:: Data for this task

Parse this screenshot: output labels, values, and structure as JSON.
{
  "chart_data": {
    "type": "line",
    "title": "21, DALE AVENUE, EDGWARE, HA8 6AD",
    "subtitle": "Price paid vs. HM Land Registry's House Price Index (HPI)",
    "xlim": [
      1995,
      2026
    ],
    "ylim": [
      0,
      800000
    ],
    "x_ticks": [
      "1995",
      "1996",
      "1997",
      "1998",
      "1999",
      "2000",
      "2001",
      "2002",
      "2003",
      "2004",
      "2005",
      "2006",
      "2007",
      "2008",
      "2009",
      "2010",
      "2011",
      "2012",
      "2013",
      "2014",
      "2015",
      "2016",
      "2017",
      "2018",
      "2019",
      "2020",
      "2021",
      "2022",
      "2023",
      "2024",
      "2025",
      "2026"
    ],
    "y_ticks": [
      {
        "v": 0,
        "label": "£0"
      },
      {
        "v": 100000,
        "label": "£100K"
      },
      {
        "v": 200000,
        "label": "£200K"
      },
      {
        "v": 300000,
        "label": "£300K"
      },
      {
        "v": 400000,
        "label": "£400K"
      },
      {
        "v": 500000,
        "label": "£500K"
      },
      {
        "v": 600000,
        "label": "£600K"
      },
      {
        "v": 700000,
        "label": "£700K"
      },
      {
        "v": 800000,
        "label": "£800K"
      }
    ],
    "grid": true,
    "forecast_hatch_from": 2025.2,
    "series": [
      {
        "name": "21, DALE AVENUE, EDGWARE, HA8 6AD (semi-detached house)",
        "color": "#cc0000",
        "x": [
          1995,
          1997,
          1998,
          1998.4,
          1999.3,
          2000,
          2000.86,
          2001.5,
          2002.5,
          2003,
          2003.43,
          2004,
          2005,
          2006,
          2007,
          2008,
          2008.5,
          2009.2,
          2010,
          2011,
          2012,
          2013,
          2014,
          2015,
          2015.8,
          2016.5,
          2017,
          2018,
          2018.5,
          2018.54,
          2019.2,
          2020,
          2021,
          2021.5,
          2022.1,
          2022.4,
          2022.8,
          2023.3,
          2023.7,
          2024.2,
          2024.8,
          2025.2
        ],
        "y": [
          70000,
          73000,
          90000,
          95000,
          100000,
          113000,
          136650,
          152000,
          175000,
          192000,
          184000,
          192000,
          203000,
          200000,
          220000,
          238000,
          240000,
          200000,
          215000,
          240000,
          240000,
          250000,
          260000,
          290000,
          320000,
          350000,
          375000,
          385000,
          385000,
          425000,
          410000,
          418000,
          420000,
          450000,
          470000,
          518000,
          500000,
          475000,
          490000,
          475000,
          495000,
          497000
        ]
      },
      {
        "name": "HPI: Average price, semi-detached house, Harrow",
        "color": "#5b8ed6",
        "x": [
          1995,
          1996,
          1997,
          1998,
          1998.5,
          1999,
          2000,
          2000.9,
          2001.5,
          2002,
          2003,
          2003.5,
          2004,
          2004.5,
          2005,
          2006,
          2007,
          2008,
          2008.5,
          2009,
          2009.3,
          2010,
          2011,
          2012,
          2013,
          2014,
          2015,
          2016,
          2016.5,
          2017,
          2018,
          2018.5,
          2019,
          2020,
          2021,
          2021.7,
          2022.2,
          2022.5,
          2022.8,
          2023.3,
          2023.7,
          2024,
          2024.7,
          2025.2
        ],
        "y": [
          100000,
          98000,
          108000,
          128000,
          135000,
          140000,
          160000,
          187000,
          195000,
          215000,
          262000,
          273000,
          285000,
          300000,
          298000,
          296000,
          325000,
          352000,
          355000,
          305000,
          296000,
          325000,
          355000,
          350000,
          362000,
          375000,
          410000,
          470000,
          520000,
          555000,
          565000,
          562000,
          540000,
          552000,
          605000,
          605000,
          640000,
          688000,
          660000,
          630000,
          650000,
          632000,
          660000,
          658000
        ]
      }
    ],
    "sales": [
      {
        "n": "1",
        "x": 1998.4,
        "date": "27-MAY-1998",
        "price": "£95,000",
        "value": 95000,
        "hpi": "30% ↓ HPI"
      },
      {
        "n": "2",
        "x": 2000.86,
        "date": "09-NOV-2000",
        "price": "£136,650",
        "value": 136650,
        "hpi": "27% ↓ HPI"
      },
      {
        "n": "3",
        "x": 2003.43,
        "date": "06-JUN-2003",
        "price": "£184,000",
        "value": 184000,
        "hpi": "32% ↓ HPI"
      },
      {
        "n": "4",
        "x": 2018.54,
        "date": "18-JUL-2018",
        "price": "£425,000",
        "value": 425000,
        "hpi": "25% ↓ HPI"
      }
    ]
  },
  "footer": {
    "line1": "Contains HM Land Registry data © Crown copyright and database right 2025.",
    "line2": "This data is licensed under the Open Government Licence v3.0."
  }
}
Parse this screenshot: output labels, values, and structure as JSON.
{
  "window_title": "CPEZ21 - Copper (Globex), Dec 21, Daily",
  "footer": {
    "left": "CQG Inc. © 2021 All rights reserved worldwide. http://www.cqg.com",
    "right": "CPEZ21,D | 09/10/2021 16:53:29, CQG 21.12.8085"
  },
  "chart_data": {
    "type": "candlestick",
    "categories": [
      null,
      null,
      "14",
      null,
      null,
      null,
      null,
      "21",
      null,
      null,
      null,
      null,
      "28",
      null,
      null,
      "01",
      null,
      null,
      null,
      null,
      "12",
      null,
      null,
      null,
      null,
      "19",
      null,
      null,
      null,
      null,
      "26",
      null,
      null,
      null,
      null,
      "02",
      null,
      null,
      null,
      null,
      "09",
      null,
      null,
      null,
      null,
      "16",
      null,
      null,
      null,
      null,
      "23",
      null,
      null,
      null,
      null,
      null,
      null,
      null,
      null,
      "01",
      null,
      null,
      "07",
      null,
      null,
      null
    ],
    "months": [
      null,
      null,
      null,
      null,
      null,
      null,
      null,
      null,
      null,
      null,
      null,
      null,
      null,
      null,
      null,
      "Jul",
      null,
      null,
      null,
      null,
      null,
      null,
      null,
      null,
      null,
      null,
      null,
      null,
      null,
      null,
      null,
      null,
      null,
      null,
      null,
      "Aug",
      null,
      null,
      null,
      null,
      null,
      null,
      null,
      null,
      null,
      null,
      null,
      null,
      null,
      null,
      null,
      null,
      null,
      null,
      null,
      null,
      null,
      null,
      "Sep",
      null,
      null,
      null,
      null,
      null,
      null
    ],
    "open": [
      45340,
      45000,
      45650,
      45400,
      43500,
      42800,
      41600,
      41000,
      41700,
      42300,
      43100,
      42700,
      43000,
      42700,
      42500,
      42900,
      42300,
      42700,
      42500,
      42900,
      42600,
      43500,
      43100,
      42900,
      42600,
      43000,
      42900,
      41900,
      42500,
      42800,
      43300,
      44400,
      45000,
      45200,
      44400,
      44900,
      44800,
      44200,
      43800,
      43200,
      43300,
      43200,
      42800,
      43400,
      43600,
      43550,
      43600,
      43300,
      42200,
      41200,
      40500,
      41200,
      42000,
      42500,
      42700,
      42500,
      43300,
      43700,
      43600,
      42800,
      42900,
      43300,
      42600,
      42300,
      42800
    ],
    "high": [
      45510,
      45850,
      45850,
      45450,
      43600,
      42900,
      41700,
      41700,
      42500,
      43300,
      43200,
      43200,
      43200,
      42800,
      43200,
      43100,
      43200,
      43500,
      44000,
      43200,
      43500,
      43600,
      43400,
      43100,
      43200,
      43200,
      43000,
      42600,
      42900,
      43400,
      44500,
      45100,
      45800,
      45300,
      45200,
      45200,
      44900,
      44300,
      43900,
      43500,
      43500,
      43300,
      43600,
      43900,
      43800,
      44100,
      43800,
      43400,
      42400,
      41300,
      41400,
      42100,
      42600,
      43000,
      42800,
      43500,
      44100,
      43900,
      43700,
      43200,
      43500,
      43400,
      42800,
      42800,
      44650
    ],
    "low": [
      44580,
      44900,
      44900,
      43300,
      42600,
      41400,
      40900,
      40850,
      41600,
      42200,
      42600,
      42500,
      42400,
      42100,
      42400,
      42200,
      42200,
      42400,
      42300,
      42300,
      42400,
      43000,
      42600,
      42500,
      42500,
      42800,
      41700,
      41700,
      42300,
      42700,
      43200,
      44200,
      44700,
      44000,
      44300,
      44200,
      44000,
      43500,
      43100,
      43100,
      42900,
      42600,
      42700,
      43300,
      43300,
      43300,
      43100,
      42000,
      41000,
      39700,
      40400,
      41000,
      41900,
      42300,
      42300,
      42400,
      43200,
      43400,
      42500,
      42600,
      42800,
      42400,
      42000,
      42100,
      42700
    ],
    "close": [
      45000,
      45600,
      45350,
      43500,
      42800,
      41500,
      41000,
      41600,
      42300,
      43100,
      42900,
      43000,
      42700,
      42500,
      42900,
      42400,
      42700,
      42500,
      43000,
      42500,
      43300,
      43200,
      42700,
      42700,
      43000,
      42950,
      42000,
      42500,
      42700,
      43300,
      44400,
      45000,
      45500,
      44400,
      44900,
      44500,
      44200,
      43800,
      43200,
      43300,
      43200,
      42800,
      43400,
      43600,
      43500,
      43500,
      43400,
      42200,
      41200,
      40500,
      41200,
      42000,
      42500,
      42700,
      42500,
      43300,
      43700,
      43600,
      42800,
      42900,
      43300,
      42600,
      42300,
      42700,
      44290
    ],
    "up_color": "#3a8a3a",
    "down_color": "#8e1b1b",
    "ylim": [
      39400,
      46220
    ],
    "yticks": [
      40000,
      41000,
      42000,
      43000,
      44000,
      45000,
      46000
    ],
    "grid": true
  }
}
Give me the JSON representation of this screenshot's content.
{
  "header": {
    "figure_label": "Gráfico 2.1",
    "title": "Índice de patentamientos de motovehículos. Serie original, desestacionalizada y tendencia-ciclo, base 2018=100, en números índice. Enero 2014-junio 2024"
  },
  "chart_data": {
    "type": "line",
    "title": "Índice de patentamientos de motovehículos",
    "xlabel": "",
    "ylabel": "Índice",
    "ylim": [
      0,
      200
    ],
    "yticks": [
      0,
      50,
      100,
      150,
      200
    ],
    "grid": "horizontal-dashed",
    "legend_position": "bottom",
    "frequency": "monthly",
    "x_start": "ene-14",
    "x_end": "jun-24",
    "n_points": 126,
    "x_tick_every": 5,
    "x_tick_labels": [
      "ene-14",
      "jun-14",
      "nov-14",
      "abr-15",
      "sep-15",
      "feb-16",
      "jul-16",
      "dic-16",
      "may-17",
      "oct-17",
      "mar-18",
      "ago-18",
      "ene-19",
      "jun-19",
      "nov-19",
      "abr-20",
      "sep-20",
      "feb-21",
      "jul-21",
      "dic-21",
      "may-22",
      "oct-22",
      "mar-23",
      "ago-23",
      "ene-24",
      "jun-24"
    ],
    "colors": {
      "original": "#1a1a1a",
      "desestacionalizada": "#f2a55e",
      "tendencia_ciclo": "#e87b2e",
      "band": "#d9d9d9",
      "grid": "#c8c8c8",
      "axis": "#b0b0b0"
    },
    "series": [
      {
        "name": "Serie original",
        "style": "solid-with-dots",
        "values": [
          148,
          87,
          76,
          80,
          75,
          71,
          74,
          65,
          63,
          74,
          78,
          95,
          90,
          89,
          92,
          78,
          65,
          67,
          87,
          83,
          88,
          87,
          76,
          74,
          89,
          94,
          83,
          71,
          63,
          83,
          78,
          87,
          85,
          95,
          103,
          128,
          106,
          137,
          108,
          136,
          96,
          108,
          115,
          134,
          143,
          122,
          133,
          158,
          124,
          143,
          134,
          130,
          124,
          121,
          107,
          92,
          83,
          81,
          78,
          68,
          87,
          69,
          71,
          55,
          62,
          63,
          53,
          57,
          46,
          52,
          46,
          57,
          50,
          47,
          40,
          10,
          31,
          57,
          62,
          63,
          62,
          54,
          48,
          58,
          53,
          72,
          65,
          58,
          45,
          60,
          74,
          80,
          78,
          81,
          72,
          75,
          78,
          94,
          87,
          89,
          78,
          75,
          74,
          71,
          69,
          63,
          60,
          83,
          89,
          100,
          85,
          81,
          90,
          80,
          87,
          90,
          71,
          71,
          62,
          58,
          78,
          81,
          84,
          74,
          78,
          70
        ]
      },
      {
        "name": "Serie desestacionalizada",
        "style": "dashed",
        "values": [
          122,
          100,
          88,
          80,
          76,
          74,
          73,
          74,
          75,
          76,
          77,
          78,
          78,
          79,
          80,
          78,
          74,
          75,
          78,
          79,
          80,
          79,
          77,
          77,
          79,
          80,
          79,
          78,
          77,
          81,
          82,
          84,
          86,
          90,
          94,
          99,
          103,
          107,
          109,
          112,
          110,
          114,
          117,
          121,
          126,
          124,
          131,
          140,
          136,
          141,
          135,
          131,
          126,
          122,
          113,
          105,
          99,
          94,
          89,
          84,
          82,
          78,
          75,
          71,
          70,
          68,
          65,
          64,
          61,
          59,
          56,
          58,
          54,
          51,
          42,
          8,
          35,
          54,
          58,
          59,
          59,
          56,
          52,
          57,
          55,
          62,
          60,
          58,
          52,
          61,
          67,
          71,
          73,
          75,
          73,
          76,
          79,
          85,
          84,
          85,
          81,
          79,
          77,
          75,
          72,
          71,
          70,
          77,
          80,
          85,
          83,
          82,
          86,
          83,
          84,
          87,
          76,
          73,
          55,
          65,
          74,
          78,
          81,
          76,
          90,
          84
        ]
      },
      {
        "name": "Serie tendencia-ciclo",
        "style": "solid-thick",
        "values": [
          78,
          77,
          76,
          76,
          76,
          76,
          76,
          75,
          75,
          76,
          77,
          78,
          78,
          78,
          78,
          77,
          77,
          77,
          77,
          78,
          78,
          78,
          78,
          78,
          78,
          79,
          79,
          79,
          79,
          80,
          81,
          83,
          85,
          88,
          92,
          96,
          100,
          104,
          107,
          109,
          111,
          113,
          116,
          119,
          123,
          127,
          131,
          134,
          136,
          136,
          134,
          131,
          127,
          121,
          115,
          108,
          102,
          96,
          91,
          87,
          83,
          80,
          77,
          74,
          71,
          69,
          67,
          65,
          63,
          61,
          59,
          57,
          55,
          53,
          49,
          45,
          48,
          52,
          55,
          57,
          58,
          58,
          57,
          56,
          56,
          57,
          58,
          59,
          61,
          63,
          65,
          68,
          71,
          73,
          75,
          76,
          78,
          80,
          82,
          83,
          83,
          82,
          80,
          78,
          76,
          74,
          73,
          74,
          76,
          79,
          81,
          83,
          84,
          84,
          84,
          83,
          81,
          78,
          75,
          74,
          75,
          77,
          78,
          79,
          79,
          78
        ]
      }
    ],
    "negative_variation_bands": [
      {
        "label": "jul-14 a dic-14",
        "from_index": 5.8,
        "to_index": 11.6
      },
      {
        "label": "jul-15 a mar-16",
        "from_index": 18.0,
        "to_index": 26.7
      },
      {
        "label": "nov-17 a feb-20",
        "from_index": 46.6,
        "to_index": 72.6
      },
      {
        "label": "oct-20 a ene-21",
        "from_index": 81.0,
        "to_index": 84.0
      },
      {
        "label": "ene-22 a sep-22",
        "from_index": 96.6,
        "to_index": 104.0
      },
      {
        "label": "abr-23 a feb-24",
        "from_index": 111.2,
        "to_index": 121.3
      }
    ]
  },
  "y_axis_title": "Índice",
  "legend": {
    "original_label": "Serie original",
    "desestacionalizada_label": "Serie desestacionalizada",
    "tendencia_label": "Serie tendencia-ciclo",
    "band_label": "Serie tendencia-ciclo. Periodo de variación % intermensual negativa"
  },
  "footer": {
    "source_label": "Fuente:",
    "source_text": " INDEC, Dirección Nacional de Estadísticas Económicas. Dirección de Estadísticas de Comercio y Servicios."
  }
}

::::

Extract, from the listing above, every line where the string "Registry" occurs.

    "subtitle": "Price paid vs. HM Land Registry's House Price Index (HPI)",
    "line1": "Contains HM Land Registry data © Crown copyright and database right 2025.",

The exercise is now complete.